--- start RECORDS SHOWN ---
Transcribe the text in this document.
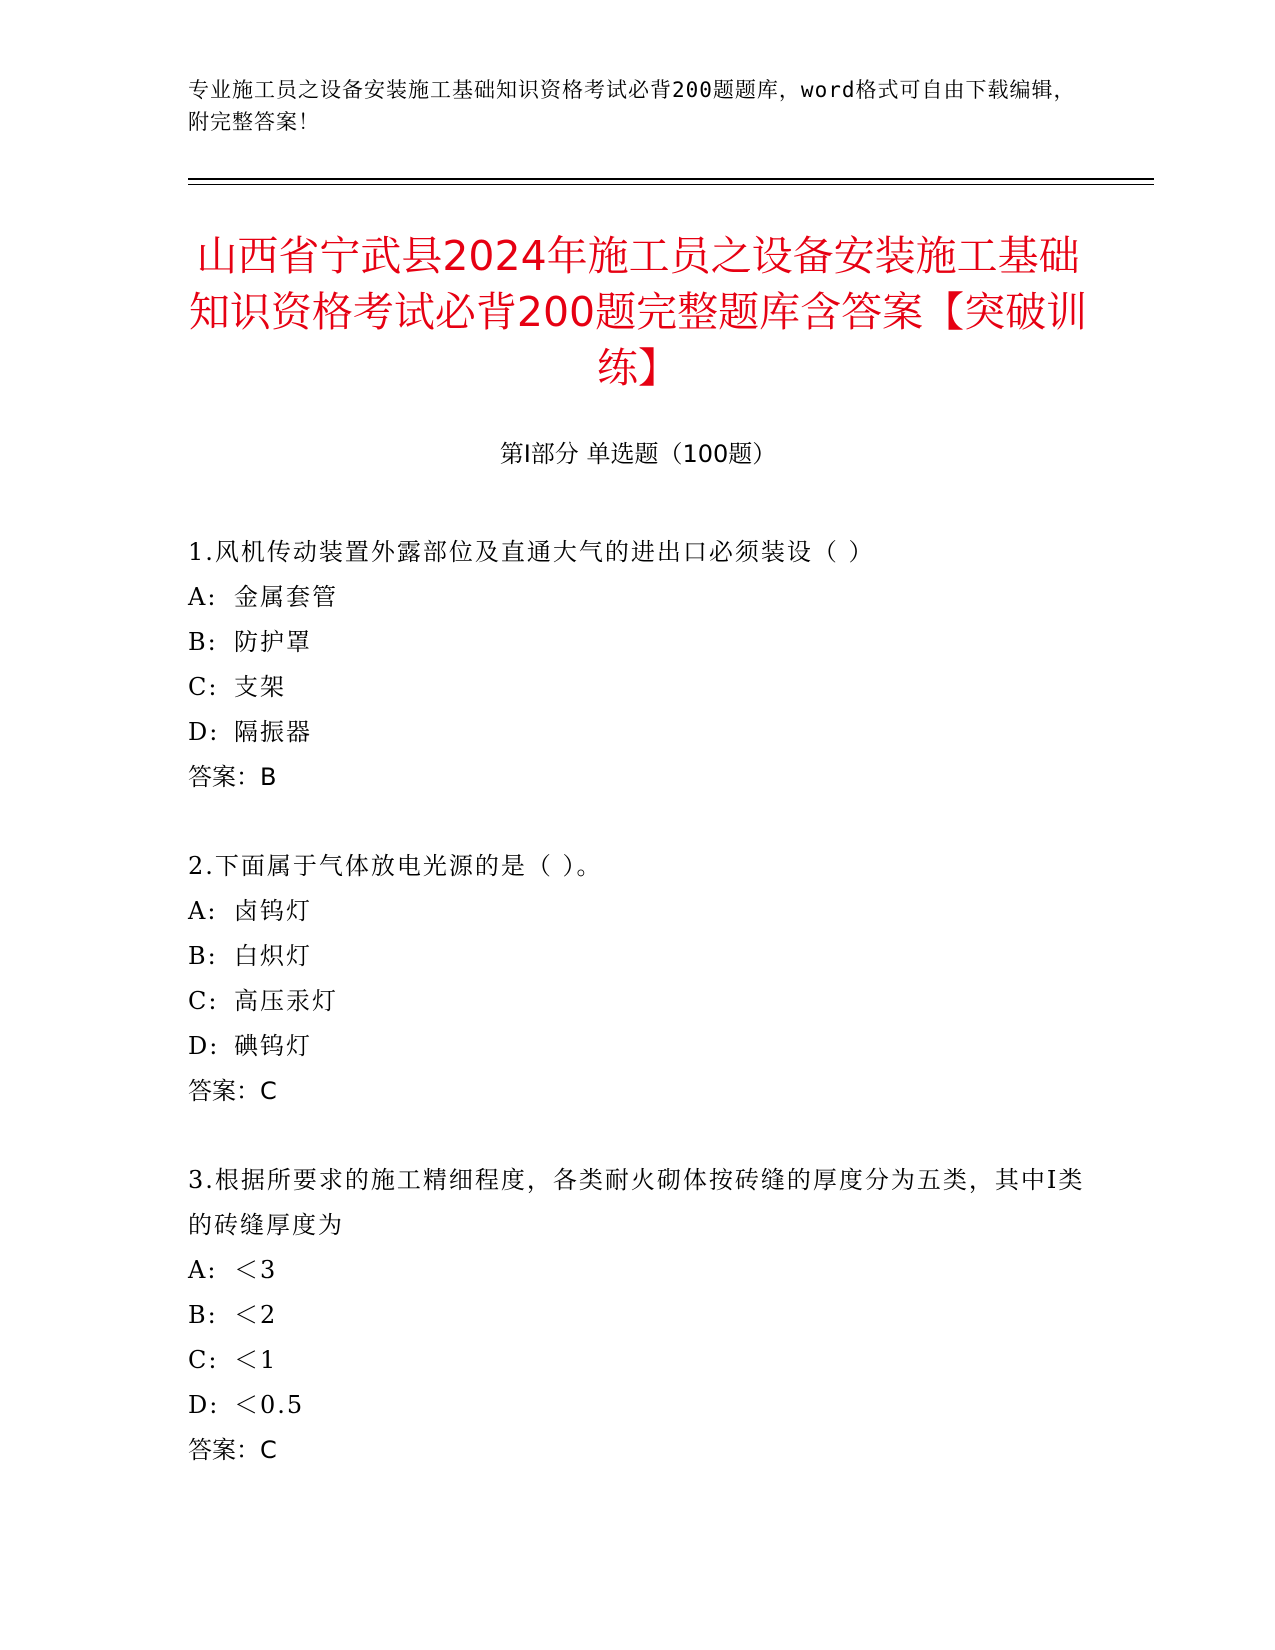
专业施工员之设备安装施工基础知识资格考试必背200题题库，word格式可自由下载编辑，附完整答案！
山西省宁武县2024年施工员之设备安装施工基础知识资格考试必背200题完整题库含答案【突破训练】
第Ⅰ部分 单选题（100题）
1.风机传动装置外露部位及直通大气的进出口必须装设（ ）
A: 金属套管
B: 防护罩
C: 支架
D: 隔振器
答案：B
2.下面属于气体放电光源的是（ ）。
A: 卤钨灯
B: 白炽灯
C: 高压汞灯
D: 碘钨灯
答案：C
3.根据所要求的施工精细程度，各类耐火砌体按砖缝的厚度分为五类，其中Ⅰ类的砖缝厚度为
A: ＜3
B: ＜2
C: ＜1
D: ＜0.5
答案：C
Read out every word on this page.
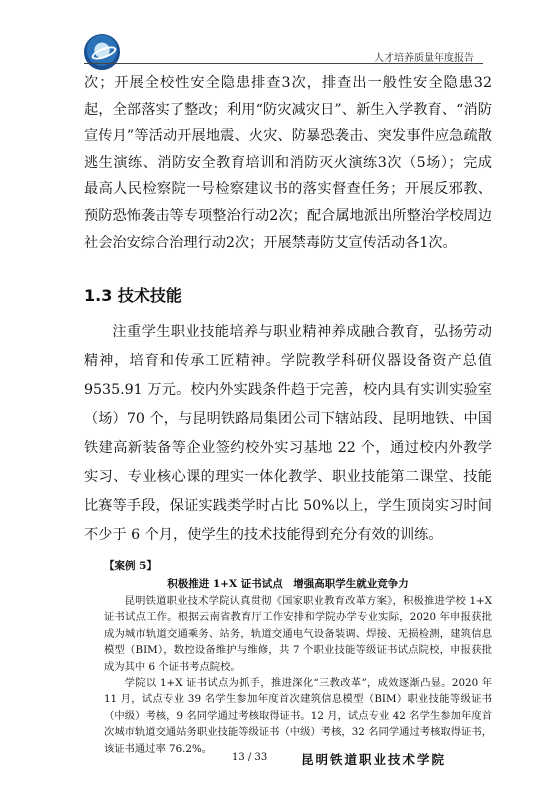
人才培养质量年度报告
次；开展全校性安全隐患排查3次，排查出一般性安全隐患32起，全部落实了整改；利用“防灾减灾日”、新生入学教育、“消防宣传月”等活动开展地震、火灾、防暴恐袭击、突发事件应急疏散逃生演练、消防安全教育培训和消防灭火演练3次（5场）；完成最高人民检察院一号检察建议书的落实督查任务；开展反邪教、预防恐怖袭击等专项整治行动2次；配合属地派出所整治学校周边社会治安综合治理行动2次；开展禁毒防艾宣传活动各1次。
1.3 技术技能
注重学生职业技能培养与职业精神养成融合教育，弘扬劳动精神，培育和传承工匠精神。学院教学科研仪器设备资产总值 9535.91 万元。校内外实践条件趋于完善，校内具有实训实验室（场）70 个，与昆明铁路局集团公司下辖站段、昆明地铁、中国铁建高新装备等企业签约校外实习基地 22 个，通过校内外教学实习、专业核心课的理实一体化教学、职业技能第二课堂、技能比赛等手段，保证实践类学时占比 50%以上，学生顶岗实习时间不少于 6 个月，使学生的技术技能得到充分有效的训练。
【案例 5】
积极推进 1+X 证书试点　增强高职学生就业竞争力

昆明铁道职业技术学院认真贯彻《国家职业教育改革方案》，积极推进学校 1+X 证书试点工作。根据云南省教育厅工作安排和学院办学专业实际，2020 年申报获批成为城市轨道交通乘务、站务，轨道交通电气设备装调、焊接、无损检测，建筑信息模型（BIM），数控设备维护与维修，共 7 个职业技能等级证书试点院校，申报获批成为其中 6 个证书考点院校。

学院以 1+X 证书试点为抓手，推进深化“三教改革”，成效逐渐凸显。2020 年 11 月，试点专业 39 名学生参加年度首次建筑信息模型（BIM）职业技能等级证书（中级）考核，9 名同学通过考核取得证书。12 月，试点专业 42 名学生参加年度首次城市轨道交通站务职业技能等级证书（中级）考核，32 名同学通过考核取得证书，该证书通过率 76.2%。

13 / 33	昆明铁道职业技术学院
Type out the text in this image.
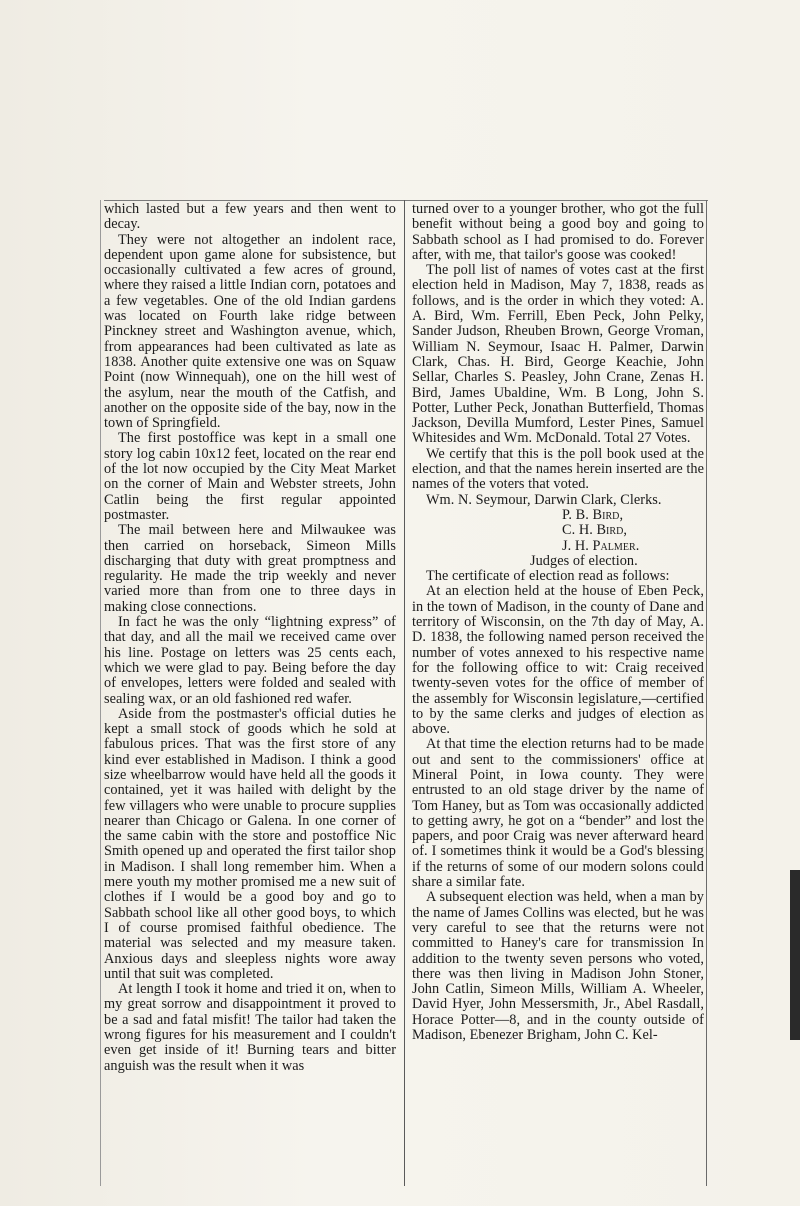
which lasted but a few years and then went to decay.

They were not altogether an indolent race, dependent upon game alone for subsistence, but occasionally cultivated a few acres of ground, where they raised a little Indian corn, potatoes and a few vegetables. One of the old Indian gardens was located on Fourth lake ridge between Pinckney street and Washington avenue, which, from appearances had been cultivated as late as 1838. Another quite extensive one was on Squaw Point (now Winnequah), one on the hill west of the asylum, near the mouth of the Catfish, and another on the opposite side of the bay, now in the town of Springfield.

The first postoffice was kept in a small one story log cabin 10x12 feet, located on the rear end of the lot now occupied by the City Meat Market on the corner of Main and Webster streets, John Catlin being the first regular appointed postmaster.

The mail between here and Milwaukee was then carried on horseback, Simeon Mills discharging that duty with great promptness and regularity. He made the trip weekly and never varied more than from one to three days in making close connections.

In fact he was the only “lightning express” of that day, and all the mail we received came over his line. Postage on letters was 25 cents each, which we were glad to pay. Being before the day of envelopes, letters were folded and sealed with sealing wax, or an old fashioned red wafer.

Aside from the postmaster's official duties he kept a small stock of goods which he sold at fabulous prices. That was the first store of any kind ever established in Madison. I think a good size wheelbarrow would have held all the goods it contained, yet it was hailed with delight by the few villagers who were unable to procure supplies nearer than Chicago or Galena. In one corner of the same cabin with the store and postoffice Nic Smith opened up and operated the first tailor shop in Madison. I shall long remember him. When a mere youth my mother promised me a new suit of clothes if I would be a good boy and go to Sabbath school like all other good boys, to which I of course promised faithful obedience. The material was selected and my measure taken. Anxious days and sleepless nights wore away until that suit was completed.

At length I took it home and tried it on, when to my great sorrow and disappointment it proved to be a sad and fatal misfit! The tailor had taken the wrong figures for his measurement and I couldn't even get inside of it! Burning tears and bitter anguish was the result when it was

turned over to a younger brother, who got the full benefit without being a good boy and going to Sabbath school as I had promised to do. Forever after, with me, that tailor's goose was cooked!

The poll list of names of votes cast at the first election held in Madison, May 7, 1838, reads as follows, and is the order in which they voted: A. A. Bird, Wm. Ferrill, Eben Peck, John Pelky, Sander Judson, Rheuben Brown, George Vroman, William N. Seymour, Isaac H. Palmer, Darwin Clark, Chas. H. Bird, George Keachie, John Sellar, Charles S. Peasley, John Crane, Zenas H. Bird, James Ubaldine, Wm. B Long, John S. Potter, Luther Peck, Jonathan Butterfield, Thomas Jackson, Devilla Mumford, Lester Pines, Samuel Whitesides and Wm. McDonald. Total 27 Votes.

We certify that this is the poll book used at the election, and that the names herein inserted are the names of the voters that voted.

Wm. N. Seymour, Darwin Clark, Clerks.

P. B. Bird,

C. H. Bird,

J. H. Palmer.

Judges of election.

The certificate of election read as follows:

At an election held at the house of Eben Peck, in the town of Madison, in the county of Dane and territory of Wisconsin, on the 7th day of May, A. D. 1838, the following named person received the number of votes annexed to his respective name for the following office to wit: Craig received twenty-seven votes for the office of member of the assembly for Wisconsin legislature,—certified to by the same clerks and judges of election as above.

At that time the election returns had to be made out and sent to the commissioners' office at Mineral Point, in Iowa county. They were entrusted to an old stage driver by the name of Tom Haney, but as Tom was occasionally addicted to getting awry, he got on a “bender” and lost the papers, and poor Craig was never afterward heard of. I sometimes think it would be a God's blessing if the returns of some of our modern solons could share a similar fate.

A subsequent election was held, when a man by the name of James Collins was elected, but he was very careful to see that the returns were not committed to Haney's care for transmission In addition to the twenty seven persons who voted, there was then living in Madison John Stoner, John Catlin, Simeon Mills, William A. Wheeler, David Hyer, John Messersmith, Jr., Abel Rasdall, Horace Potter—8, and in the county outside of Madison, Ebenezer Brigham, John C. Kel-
--- end RECORDS SHOWN ---
WHAT TO WORK ON
The pictures should not appear in the copy; every other part of the records above must be returned exactly.

RESPONSE TO THIS TASK
Transcribe the text in this document.
专业施工员之设备安装施工基础知识资格考试必背200题题库，word格式可自由下载编辑，附完整答案！
山西省宁武县2024年施工员之设备安装施工基础知识资格考试必背200题完整题库含答案【突破训练】
第Ⅰ部分 单选题（100题）
1.风机传动装置外露部位及直通大气的进出口必须装设（ ）
A: 金属套管
B: 防护罩
C: 支架
D: 隔振器
答案：B
2.下面属于气体放电光源的是（ ）。
A: 卤钨灯
B: 白炽灯
C: 高压汞灯
D: 碘钨灯
答案：C
3.根据所要求的施工精细程度，各类耐火砌体按砖缝的厚度分为五类，其中Ⅰ类的砖缝厚度为
A: ＜3
B: ＜2
C: ＜1
D: ＜0.5
答案：C
Read out every word on this page.
人才培养质量年度报告
次；开展全校性安全隐患排查3次，排查出一般性安全隐患32起，全部落实了整改；利用“防灾减灾日”、新生入学教育、“消防宣传月”等活动开展地震、火灾、防暴恐袭击、突发事件应急疏散逃生演练、消防安全教育培训和消防灭火演练3次（5场）；完成最高人民检察院一号检察建议书的落实督查任务；开展反邪教、预防恐怖袭击等专项整治行动2次；配合属地派出所整治学校周边社会治安综合治理行动2次；开展禁毒防艾宣传活动各1次。
1.3 技术技能
注重学生职业技能培养与职业精神养成融合教育，弘扬劳动精神，培育和传承工匠精神。学院教学科研仪器设备资产总值 9535.91 万元。校内外实践条件趋于完善，校内具有实训实验室（场）70 个，与昆明铁路局集团公司下辖站段、昆明地铁、中国铁建高新装备等企业签约校外实习基地 22 个，通过校内外教学实习、专业核心课的理实一体化教学、职业技能第二课堂、技能比赛等手段，保证实践类学时占比 50%以上，学生顶岗实习时间不少于 6 个月，使学生的技术技能得到充分有效的训练。
【案例 5】
积极推进 1+X 证书试点　增强高职学生就业竞争力

昆明铁道职业技术学院认真贯彻《国家职业教育改革方案》，积极推进学校 1+X 证书试点工作。根据云南省教育厅工作安排和学院办学专业实际，2020 年申报获批成为城市轨道交通乘务、站务，轨道交通电气设备装调、焊接、无损检测，建筑信息模型（BIM），数控设备维护与维修，共 7 个职业技能等级证书试点院校，申报获批成为其中 6 个证书考点院校。

学院以 1+X 证书试点为抓手，推进深化“三教改革”，成效逐渐凸显。2020 年 11 月，试点专业 39 名学生参加年度首次建筑信息模型（BIM）职业技能等级证书（中级）考核，9 名同学通过考核取得证书。12 月，试点专业 42 名学生参加年度首次城市轨道交通站务职业技能等级证书（中级）考核，32 名同学通过考核取得证书，该证书通过率 76.2%。

13 / 33	昆明铁道职业技术学院
Type out the text in this image.
which lasted but a few years and then went to decay.

They were not altogether an indolent race, dependent upon game alone for subsistence, but occasionally cultivated a few acres of ground, where they raised a little Indian corn, potatoes and a few vegetables. One of the old Indian gardens was located on Fourth lake ridge between Pinckney street and Washington avenue, which, from appearances had been cultivated as late as 1838. Another quite extensive one was on Squaw Point (now Winnequah), one on the hill west of the asylum, near the mouth of the Catfish, and another on the opposite side of the bay, now in the town of Springfield.

The first postoffice was kept in a small one story log cabin 10x12 feet, located on the rear end of the lot now occupied by the City Meat Market on the corner of Main and Webster streets, John Catlin being the first regular appointed postmaster.

The mail between here and Milwaukee was then carried on horseback, Simeon Mills discharging that duty with great promptness and regularity. He made the trip weekly and never varied more than from one to three days in making close connections.

In fact he was the only “lightning express” of that day, and all the mail we received came over his line. Postage on letters was 25 cents each, which we were glad to pay. Being before the day of envelopes, letters were folded and sealed with sealing wax, or an old fashioned red wafer.

Aside from the postmaster's official duties he kept a small stock of goods which he sold at fabulous prices. That was the first store of any kind ever established in Madison. I think a good size wheelbarrow would have held all the goods it contained, yet it was hailed with delight by the few villagers who were unable to procure supplies nearer than Chicago or Galena. In one corner of the same cabin with the store and postoffice Nic Smith opened up and operated the first tailor shop in Madison. I shall long remember him. When a mere youth my mother promised me a new suit of clothes if I would be a good boy and go to Sabbath school like all other good boys, to which I of course promised faithful obedience. The material was selected and my measure taken. Anxious days and sleepless nights wore away until that suit was completed.

At length I took it home and tried it on, when to my great sorrow and disappointment it proved to be a sad and fatal misfit! The tailor had taken the wrong figures for his measurement and I couldn't even get inside of it! Burning tears and bitter anguish was the result when it was

turned over to a younger brother, who got the full benefit without being a good boy and going to Sabbath school as I had promised to do. Forever after, with me, that tailor's goose was cooked!

The poll list of names of votes cast at the first election held in Madison, May 7, 1838, reads as follows, and is the order in which they voted: A. A. Bird, Wm. Ferrill, Eben Peck, John Pelky, Sander Judson, Rheuben Brown, George Vroman, William N. Seymour, Isaac H. Palmer, Darwin Clark, Chas. H. Bird, George Keachie, John Sellar, Charles S. Peasley, John Crane, Zenas H. Bird, James Ubaldine, Wm. B Long, John S. Potter, Luther Peck, Jonathan Butterfield, Thomas Jackson, Devilla Mumford, Lester Pines, Samuel Whitesides and Wm. McDonald. Total 27 Votes.

We certify that this is the poll book used at the election, and that the names herein inserted are the names of the voters that voted.

Wm. N. Seymour, Darwin Clark, Clerks.

P. B. Bird,

C. H. Bird,

J. H. Palmer.

Judges of election.

The certificate of election read as follows:

At an election held at the house of Eben Peck, in the town of Madison, in the county of Dane and territory of Wisconsin, on the 7th day of May, A. D. 1838, the following named person received the number of votes annexed to his respective name for the following office to wit: Craig received twenty-seven votes for the office of member of the assembly for Wisconsin legislature,—certified to by the same clerks and judges of election as above.

At that time the election returns had to be made out and sent to the commissioners' office at Mineral Point, in Iowa county. They were entrusted to an old stage driver by the name of Tom Haney, but as Tom was occasionally addicted to getting awry, he got on a “bender” and lost the papers, and poor Craig was never afterward heard of. I sometimes think it would be a God's blessing if the returns of some of our modern solons could share a similar fate.

A subsequent election was held, when a man by the name of James Collins was elected, but he was very careful to see that the returns were not committed to Haney's care for transmission In addition to the twenty seven persons who voted, there was then living in Madison John Stoner, John Catlin, Simeon Mills, William A. Wheeler, David Hyer, John Messersmith, Jr., Abel Rasdall, Horace Potter—8, and in the county outside of Madison, Ebenezer Brigham, John C. Kel-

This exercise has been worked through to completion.